INSTRUCTION:
Extract every line below that contains the word "simulation", matching its case exactly.

-- start SUPPLIED DATA --

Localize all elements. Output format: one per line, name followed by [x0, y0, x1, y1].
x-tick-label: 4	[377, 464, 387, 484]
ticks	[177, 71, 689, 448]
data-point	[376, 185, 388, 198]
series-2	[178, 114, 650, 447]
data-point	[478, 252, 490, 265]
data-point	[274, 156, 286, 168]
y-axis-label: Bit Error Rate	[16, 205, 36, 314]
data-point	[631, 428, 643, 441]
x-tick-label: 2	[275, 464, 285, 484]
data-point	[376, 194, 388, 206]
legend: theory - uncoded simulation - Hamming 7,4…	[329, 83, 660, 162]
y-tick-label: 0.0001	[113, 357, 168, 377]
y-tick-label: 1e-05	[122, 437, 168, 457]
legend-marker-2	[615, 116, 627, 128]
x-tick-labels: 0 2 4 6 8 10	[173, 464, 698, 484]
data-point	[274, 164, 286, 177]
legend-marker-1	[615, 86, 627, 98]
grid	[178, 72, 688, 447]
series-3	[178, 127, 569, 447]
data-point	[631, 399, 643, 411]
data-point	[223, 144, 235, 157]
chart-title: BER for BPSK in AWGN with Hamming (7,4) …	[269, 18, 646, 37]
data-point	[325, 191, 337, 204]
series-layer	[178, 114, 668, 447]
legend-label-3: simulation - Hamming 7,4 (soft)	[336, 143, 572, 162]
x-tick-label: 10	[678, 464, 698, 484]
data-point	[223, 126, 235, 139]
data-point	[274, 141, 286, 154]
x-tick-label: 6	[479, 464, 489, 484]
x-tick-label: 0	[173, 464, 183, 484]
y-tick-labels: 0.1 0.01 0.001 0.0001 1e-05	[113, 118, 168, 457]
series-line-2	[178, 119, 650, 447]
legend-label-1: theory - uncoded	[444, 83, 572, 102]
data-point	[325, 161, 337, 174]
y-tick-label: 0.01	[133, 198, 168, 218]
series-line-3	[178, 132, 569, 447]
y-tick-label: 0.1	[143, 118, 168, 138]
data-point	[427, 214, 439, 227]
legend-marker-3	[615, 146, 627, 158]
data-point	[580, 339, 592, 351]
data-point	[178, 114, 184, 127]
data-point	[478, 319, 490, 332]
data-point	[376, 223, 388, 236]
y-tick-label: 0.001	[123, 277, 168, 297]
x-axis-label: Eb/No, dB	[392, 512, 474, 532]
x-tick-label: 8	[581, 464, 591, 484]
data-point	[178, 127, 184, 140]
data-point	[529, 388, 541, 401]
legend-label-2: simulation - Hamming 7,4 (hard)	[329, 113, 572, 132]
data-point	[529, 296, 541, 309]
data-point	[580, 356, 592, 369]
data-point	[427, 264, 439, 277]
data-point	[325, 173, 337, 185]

-- end SUPPLIED DATA --

OUTPUT OF THE EXERCISE:
legend: theory - uncoded simulation - Hamming 7,4…	[329, 83, 660, 162]
legend-label-3: simulation - Hamming 7,4 (soft)	[336, 143, 572, 162]
legend-label-2: simulation - Hamming 7,4 (hard)	[329, 113, 572, 132]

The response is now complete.